OBJECTIVE | Reproduce the records below in full and word for word, excluding pictures.

══ EXERCISE MATERIAL

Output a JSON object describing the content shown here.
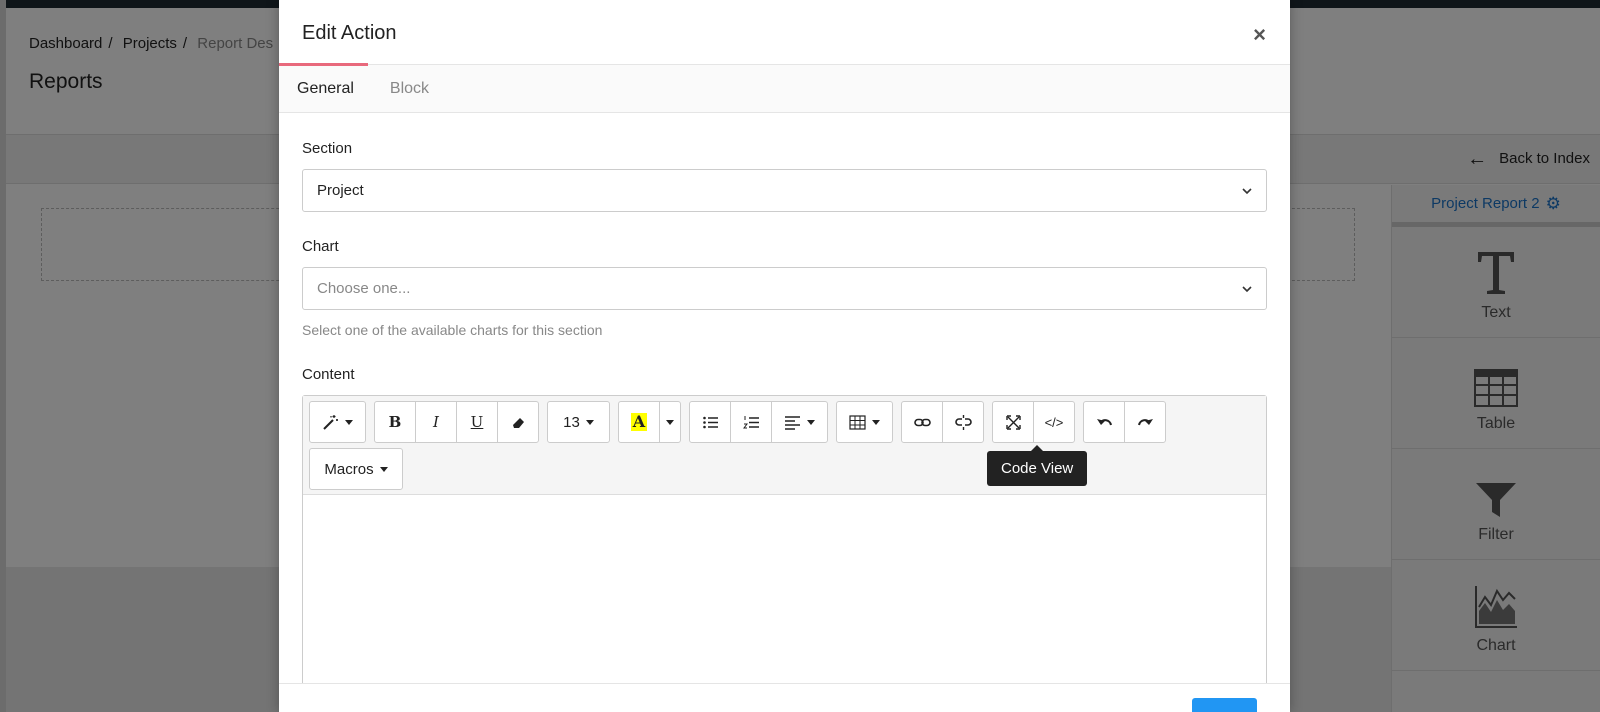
{
  "page": {
    "breadcrumb": [
      "Dashboard",
      "Projects",
      "Report Des"
    ],
    "title": "Reports",
    "back_link": "Back to Index",
    "sidebar": {
      "title": "Project Report 2",
      "items": [
        {
          "label": "Text",
          "icon": "text-icon"
        },
        {
          "label": "Table",
          "icon": "table-icon"
        },
        {
          "label": "Filter",
          "icon": "filter-icon"
        },
        {
          "label": "Chart",
          "icon": "chart-icon"
        }
      ]
    }
  },
  "modal": {
    "title": "Edit Action",
    "close": "×",
    "tabs": [
      "General",
      "Block"
    ],
    "active_tab": "General",
    "section": {
      "label": "Section",
      "value": "Project"
    },
    "chart": {
      "label": "Chart",
      "placeholder": "Choose one...",
      "help": "Select one of the available charts for this section"
    },
    "content": {
      "label": "Content",
      "font_size": "13",
      "highlight_glyph": "A",
      "macros_label": "Macros",
      "tooltip": "Code View"
    }
  },
  "colors": {
    "accent_tab": "#e8697c",
    "link_blue": "#1a73c8",
    "primary": "#2196f3",
    "highlight": "#ffff00"
  }
}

════

ANSWER TO THIS TASK |
Output a JSON object describing the content shown here.
{
  "page": {
    "breadcrumb": [
      "Dashboard",
      "Projects",
      "Report Des"
    ],
    "title": "Reports",
    "back_link": "Back to Index",
    "sidebar": {
      "title": "Project Report 2",
      "items": [
        {
          "label": "Text",
          "icon": "text-icon"
        },
        {
          "label": "Table",
          "icon": "table-icon"
        },
        {
          "label": "Filter",
          "icon": "filter-icon"
        },
        {
          "label": "Chart",
          "icon": "chart-icon"
        }
      ]
    }
  },
  "modal": {
    "title": "Edit Action",
    "close": "×",
    "tabs": [
      "General",
      "Block"
    ],
    "active_tab": "General",
    "section": {
      "label": "Section",
      "value": "Project"
    },
    "chart": {
      "label": "Chart",
      "placeholder": "Choose one...",
      "help": "Select one of the available charts for this section"
    },
    "content": {
      "label": "Content",
      "font_size": "13",
      "highlight_glyph": "A",
      "macros_label": "Macros",
      "tooltip": "Code View"
    }
  },
  "colors": {
    "accent_tab": "#e8697c",
    "link_blue": "#1a73c8",
    "primary": "#2196f3",
    "highlight": "#ffff00"
  }
}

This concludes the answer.